* **EXERCISE INSTRUCTIONS**: Every record below should be printed exactly as given.

═════ TASK DATA ═════

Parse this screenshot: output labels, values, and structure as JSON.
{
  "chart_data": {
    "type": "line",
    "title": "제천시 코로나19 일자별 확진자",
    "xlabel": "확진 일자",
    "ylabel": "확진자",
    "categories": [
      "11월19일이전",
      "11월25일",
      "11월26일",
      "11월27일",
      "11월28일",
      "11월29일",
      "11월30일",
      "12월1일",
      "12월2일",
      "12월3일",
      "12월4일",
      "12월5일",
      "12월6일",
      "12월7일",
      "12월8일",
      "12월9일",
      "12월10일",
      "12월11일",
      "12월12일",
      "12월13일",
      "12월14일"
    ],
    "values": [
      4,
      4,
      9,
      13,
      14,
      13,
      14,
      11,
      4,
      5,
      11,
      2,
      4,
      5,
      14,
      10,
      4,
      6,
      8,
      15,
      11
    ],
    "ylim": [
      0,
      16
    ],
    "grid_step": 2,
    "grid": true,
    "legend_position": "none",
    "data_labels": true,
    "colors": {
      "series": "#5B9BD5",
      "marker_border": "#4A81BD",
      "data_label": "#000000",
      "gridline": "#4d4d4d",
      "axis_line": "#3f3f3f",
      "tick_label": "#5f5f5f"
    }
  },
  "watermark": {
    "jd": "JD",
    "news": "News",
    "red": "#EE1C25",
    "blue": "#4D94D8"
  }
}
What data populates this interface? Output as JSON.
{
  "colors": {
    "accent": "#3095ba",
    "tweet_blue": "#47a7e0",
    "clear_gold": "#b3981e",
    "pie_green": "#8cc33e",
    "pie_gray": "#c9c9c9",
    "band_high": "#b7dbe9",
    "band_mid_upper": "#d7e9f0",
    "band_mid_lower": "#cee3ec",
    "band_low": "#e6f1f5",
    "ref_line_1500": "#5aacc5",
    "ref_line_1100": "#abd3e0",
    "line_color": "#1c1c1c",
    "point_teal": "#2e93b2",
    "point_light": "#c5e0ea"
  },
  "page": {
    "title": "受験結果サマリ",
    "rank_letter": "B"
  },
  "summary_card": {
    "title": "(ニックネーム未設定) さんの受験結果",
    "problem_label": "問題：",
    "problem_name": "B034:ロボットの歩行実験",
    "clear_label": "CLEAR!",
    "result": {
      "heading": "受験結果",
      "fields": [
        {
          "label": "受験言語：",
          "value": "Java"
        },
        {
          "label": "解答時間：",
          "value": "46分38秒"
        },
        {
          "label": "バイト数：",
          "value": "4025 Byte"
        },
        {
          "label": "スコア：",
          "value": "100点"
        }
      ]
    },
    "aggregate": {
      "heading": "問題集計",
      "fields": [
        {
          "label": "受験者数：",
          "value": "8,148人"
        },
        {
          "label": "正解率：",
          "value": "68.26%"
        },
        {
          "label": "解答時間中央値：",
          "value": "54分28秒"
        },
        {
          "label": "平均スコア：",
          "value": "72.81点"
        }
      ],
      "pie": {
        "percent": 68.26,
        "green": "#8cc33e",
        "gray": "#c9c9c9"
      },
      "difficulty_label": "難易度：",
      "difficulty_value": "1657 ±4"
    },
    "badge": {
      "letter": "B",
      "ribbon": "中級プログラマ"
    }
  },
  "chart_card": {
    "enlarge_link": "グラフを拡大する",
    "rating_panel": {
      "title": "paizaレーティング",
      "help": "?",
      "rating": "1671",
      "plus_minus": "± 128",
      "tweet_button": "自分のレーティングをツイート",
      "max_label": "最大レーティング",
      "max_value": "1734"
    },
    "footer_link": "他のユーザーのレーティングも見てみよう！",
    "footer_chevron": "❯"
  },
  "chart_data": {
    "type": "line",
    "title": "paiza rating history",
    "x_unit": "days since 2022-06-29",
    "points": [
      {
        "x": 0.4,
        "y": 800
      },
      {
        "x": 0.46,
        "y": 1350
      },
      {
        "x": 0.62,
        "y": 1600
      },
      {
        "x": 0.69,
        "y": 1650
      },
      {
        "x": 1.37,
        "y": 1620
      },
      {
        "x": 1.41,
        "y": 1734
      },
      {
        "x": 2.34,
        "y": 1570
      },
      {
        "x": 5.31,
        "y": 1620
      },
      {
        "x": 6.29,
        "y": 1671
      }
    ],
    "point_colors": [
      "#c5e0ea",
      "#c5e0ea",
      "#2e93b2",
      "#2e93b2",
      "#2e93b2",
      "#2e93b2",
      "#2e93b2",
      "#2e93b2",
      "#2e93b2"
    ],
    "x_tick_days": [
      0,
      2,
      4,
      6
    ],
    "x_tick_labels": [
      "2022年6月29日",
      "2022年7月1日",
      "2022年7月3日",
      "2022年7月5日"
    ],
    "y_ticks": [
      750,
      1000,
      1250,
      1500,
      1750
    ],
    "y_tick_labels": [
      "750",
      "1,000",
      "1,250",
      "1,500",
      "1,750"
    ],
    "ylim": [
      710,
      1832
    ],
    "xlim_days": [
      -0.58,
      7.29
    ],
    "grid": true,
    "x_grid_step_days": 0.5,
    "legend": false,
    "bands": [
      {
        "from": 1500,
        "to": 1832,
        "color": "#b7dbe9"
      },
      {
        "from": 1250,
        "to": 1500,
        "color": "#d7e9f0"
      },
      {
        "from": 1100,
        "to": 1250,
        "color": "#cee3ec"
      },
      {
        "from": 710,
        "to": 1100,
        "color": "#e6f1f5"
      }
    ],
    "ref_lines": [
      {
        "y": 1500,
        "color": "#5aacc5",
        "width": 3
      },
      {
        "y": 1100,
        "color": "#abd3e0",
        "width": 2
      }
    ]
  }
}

═════

* **RESPONSE FOR THIS EXERCISE**:
Parse this screenshot: output labels, values, and structure as JSON.
{
  "chart_data": {
    "type": "line",
    "title": "제천시 코로나19 일자별 확진자",
    "xlabel": "확진 일자",
    "ylabel": "확진자",
    "categories": [
      "11월19일이전",
      "11월25일",
      "11월26일",
      "11월27일",
      "11월28일",
      "11월29일",
      "11월30일",
      "12월1일",
      "12월2일",
      "12월3일",
      "12월4일",
      "12월5일",
      "12월6일",
      "12월7일",
      "12월8일",
      "12월9일",
      "12월10일",
      "12월11일",
      "12월12일",
      "12월13일",
      "12월14일"
    ],
    "values": [
      4,
      4,
      9,
      13,
      14,
      13,
      14,
      11,
      4,
      5,
      11,
      2,
      4,
      5,
      14,
      10,
      4,
      6,
      8,
      15,
      11
    ],
    "ylim": [
      0,
      16
    ],
    "grid_step": 2,
    "grid": true,
    "legend_position": "none",
    "data_labels": true,
    "colors": {
      "series": "#5B9BD5",
      "marker_border": "#4A81BD",
      "data_label": "#000000",
      "gridline": "#4d4d4d",
      "axis_line": "#3f3f3f",
      "tick_label": "#5f5f5f"
    }
  },
  "watermark": {
    "jd": "JD",
    "news": "News",
    "red": "#EE1C25",
    "blue": "#4D94D8"
  }
}
What data populates this interface? Output as JSON.
{
  "colors": {
    "accent": "#3095ba",
    "tweet_blue": "#47a7e0",
    "clear_gold": "#b3981e",
    "pie_green": "#8cc33e",
    "pie_gray": "#c9c9c9",
    "band_high": "#b7dbe9",
    "band_mid_upper": "#d7e9f0",
    "band_mid_lower": "#cee3ec",
    "band_low": "#e6f1f5",
    "ref_line_1500": "#5aacc5",
    "ref_line_1100": "#abd3e0",
    "line_color": "#1c1c1c",
    "point_teal": "#2e93b2",
    "point_light": "#c5e0ea"
  },
  "page": {
    "title": "受験結果サマリ",
    "rank_letter": "B"
  },
  "summary_card": {
    "title": "(ニックネーム未設定) さんの受験結果",
    "problem_label": "問題：",
    "problem_name": "B034:ロボットの歩行実験",
    "clear_label": "CLEAR!",
    "result": {
      "heading": "受験結果",
      "fields": [
        {
          "label": "受験言語：",
          "value": "Java"
        },
        {
          "label": "解答時間：",
          "value": "46分38秒"
        },
        {
          "label": "バイト数：",
          "value": "4025 Byte"
        },
        {
          "label": "スコア：",
          "value": "100点"
        }
      ]
    },
    "aggregate": {
      "heading": "問題集計",
      "fields": [
        {
          "label": "受験者数：",
          "value": "8,148人"
        },
        {
          "label": "正解率：",
          "value": "68.26%"
        },
        {
          "label": "解答時間中央値：",
          "value": "54分28秒"
        },
        {
          "label": "平均スコア：",
          "value": "72.81点"
        }
      ],
      "pie": {
        "percent": 68.26,
        "green": "#8cc33e",
        "gray": "#c9c9c9"
      },
      "difficulty_label": "難易度：",
      "difficulty_value": "1657 ±4"
    },
    "badge": {
      "letter": "B",
      "ribbon": "中級プログラマ"
    }
  },
  "chart_card": {
    "enlarge_link": "グラフを拡大する",
    "rating_panel": {
      "title": "paizaレーティング",
      "help": "?",
      "rating": "1671",
      "plus_minus": "± 128",
      "tweet_button": "自分のレーティングをツイート",
      "max_label": "最大レーティング",
      "max_value": "1734"
    },
    "footer_link": "他のユーザーのレーティングも見てみよう！",
    "footer_chevron": "❯"
  },
  "chart_data": {
    "type": "line",
    "title": "paiza rating history",
    "x_unit": "days since 2022-06-29",
    "points": [
      {
        "x": 0.4,
        "y": 800
      },
      {
        "x": 0.46,
        "y": 1350
      },
      {
        "x": 0.62,
        "y": 1600
      },
      {
        "x": 0.69,
        "y": 1650
      },
      {
        "x": 1.37,
        "y": 1620
      },
      {
        "x": 1.41,
        "y": 1734
      },
      {
        "x": 2.34,
        "y": 1570
      },
      {
        "x": 5.31,
        "y": 1620
      },
      {
        "x": 6.29,
        "y": 1671
      }
    ],
    "point_colors": [
      "#c5e0ea",
      "#c5e0ea",
      "#2e93b2",
      "#2e93b2",
      "#2e93b2",
      "#2e93b2",
      "#2e93b2",
      "#2e93b2",
      "#2e93b2"
    ],
    "x_tick_days": [
      0,
      2,
      4,
      6
    ],
    "x_tick_labels": [
      "2022年6月29日",
      "2022年7月1日",
      "2022年7月3日",
      "2022年7月5日"
    ],
    "y_ticks": [
      750,
      1000,
      1250,
      1500,
      1750
    ],
    "y_tick_labels": [
      "750",
      "1,000",
      "1,250",
      "1,500",
      "1,750"
    ],
    "ylim": [
      710,
      1832
    ],
    "xlim_days": [
      -0.58,
      7.29
    ],
    "grid": true,
    "x_grid_step_days": 0.5,
    "legend": false,
    "bands": [
      {
        "from": 1500,
        "to": 1832,
        "color": "#b7dbe9"
      },
      {
        "from": 1250,
        "to": 1500,
        "color": "#d7e9f0"
      },
      {
        "from": 1100,
        "to": 1250,
        "color": "#cee3ec"
      },
      {
        "from": 710,
        "to": 1100,
        "color": "#e6f1f5"
      }
    ],
    "ref_lines": [
      {
        "y": 1500,
        "color": "#5aacc5",
        "width": 3
      },
      {
        "y": 1100,
        "color": "#abd3e0",
        "width": 2
      }
    ]
  }
}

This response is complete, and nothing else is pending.